WRITTEN TASK A: In the forum thread on eliminating class allocators and deallocators, list each statement that Andrei Alexandrescu makes in his own replies.
WRITTEN TASK B: Go on with the forum thread on eliminating class allocators and deallocators from the point where it stops.

SOURCE PASSAGE:
Eliminate class allocators and deallocators?

Wed Oct 7 15:04:03 PDT 2009

== Quote from Andrei Alexandrescu (SeeWebsiteForEmail at erdani.org)'s article
> dsimcha wrote:
> > == Quote from Andrei Alexandrescu (SeeWebsiteForEmail at erdani.org)'s article
> >> dsimcha wrote:
> >>> == Quote from Andrei Alexandrescu (SeeWebsiteForEmail at erdani.org)'s article
> >>>> It is a bad idea because distinguishing between release of (expensive)
> >>>> resources from dangerous memory recycling is the correct way to obtain
> >>>> deterministic resource management within the confines of safety.
> >>> This is based on two faulty assumptions:
> >>>
> >>> 1.  Memory is cheap.  (Not if you are working with absurd amounts of data).
> >>> 2.  Garbage collection is never a major bottleneck.  (Sometimes it's a
worthwhile
> >>> tradeoff to add a few manual delete statements to code and sacrifice some safety
> >>> for making the GC run less often.)
> >> malloc.
> >> Andrei
> >
> > Kludge.  Requires using two separate heaps (inefficient) and worrying about
> > whether your stuff is manually freed on all code paths, not just the ones that are
> > executed often enough for performance to matter.
> Au contraire, once the GC heap becomes safe, I have less to worry about.
> Andrei

If you're that concerned about making the GC heap safe, here's a less destructive
(to other people's programming styles) way to do it:

1.  Make delete only call the d'tor and not release memory.  (I'm fine with this
provided the stuff below is done.)

EXTRACTED RECORDS:
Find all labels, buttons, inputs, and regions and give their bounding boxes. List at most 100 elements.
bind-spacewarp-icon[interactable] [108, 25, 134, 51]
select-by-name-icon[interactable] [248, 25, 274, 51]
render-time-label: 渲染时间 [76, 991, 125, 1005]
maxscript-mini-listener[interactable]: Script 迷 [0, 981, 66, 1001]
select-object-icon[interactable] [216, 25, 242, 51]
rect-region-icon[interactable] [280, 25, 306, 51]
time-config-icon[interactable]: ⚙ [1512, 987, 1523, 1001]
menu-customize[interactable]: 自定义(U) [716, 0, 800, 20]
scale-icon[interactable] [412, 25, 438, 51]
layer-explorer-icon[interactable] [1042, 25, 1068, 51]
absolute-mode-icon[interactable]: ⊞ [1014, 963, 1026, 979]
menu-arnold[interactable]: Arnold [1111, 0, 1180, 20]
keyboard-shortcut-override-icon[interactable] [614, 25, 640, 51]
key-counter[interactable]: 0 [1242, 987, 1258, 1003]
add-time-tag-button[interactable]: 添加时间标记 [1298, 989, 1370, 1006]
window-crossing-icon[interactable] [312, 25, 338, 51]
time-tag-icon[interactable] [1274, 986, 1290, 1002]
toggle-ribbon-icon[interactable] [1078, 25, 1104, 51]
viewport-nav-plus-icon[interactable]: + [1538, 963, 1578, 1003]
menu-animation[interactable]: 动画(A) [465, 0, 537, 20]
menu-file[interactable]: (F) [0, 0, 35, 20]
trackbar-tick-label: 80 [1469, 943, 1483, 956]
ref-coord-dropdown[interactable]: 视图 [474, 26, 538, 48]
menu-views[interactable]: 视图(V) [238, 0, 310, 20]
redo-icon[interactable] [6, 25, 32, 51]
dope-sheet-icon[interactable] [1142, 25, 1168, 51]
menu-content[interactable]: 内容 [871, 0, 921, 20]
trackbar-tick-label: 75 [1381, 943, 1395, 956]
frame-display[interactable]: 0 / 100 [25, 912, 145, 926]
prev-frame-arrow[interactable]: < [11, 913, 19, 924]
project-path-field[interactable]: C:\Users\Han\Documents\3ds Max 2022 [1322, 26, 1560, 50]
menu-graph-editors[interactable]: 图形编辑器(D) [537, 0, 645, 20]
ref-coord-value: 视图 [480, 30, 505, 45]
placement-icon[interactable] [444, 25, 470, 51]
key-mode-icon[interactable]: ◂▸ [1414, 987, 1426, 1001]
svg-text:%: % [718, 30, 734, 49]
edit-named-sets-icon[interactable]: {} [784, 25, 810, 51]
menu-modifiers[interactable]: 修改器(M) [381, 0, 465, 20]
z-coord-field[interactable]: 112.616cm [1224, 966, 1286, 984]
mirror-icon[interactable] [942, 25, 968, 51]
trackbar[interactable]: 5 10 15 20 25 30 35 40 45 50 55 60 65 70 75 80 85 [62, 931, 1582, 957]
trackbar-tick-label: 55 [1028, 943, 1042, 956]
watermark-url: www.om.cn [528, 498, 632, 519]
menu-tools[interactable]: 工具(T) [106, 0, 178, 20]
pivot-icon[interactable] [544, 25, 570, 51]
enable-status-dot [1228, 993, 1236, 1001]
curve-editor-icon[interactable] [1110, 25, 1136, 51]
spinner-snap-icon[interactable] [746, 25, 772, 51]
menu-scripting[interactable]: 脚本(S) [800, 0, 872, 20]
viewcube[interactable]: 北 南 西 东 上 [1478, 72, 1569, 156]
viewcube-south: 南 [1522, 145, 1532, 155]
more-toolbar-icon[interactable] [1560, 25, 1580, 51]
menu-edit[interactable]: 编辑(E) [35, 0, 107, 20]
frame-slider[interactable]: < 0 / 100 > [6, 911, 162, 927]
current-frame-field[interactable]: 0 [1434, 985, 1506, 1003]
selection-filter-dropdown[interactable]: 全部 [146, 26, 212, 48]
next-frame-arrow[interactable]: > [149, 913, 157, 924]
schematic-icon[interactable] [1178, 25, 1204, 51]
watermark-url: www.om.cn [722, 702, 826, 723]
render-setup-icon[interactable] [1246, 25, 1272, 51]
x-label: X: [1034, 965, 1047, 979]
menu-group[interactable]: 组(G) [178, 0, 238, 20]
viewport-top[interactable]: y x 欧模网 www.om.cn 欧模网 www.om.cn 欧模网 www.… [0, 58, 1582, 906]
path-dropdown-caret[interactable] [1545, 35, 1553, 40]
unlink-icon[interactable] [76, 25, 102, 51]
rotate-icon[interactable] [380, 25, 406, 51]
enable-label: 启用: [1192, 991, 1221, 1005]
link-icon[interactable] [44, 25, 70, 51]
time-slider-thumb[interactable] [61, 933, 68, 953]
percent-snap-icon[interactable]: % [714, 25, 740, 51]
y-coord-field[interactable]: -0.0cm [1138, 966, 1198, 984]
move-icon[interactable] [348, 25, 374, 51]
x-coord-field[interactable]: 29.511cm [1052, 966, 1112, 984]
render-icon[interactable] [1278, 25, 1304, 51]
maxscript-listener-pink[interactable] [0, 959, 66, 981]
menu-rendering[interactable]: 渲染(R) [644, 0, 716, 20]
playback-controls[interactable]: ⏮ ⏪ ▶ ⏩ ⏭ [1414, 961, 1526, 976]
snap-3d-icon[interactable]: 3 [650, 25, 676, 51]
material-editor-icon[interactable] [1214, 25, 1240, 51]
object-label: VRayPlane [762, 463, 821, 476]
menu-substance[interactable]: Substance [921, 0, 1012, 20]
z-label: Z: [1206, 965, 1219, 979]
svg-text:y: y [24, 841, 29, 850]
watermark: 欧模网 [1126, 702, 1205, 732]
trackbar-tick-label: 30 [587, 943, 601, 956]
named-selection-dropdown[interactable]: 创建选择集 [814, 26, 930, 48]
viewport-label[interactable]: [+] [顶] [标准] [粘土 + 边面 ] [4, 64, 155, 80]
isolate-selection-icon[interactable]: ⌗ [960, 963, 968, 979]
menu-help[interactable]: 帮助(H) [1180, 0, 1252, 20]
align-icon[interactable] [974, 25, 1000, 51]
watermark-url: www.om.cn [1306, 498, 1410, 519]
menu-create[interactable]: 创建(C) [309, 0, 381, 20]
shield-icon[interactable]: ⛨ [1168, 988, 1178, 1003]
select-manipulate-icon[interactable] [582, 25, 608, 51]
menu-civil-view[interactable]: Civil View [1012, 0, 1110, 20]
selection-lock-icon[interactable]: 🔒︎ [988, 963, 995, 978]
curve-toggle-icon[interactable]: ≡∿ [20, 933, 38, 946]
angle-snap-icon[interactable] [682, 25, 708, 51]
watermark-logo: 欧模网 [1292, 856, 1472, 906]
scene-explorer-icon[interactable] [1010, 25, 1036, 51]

WRITTEN RESPONSE A:
1. "It is a bad idea because distinguishing between release of (expensive) resources from dangerous memory recycling is the correct way to obtain deterministic resource management within the confines of safety."
2. "malloc."
3. "Au contraire, once the GC heap becomes safe, I have less to worry about."

WRITTEN RESPONSE B:
2.  Add a std. lib convenience function to core.memory that does what delete does
now (calls d'tor AND frees memory).  For the purposes of this discussion, we'll
call it deleteFree().  There's already a std. lib. function that just frees
memory, GC.free().  Keep it.

3.  If you really insist on absolute heap safety even at the expense of
performance, grep your code and get rid of all deleteFree() and GC.free() calls.

Frankly, I consider the ability to manually free GC allocated memory to be a HUGE
asset for the following reasons, which I've mentioned before but would like to
distill:

1.  GC is usually the best way to program, but can be a huge bottleneck in some
corner cases.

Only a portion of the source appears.